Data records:
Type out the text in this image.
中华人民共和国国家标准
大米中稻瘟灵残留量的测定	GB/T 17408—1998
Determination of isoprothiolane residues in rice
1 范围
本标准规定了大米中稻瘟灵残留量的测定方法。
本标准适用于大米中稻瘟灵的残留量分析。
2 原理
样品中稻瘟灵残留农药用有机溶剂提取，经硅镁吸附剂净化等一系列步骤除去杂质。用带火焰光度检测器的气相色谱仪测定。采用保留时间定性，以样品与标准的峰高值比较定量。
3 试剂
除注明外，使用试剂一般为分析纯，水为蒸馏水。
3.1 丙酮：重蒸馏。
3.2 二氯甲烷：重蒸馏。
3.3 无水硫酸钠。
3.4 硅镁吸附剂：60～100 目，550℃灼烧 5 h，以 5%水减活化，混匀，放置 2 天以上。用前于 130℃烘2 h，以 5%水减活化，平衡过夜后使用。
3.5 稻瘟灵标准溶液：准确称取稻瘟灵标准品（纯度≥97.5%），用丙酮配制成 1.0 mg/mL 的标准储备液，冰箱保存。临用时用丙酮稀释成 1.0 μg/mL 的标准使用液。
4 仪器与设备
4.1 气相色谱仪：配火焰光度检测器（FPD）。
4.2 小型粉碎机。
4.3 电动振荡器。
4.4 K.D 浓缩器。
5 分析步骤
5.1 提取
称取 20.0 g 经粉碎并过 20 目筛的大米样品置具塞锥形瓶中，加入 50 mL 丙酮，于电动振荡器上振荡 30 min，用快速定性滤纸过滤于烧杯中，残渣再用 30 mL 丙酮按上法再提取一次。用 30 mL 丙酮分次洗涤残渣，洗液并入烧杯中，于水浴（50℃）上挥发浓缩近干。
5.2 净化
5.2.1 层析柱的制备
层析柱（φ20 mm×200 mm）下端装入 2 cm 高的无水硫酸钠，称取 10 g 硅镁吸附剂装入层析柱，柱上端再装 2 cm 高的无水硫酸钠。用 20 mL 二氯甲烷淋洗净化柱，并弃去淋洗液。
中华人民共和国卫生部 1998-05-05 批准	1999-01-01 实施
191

### TASK DIRECTIONS
Extract each record, keeping it identical to the original.

### EXPECTED ANSWER
Type out the text in this image.
中华人民共和国国家标准
大米中稻瘟灵残留量的测定	GB/T 17408—1998
Determination of isoprothiolane residues in rice
1 范围
本标准规定了大米中稻瘟灵残留量的测定方法。
本标准适用于大米中稻瘟灵的残留量分析。
2 原理
样品中稻瘟灵残留农药用有机溶剂提取，经硅镁吸附剂净化等一系列步骤除去杂质。用带火焰光度检测器的气相色谱仪测定。采用保留时间定性，以样品与标准的峰高值比较定量。
3 试剂
除注明外，使用试剂一般为分析纯，水为蒸馏水。
3.1 丙酮：重蒸馏。
3.2 二氯甲烷：重蒸馏。
3.3 无水硫酸钠。
3.4 硅镁吸附剂：60～100 目，550℃灼烧 5 h，以 5%水减活化，混匀，放置 2 天以上。用前于 130℃烘2 h，以 5%水减活化，平衡过夜后使用。
3.5 稻瘟灵标准溶液：准确称取稻瘟灵标准品（纯度≥97.5%），用丙酮配制成 1.0 mg/mL 的标准储备液，冰箱保存。临用时用丙酮稀释成 1.0 μg/mL 的标准使用液。
4 仪器与设备
4.1 气相色谱仪：配火焰光度检测器（FPD）。
4.2 小型粉碎机。
4.3 电动振荡器。
4.4 K.D 浓缩器。
5 分析步骤
5.1 提取
称取 20.0 g 经粉碎并过 20 目筛的大米样品置具塞锥形瓶中，加入 50 mL 丙酮，于电动振荡器上振荡 30 min，用快速定性滤纸过滤于烧杯中，残渣再用 30 mL 丙酮按上法再提取一次。用 30 mL 丙酮分次洗涤残渣，洗液并入烧杯中，于水浴（50℃）上挥发浓缩近干。
5.2 净化
5.2.1 层析柱的制备
层析柱（φ20 mm×200 mm）下端装入 2 cm 高的无水硫酸钠，称取 10 g 硅镁吸附剂装入层析柱，柱上端再装 2 cm 高的无水硫酸钠。用 20 mL 二氯甲烷淋洗净化柱，并弃去淋洗液。
中华人民共和国卫生部 1998-05-05 批准	1999-01-01 实施
191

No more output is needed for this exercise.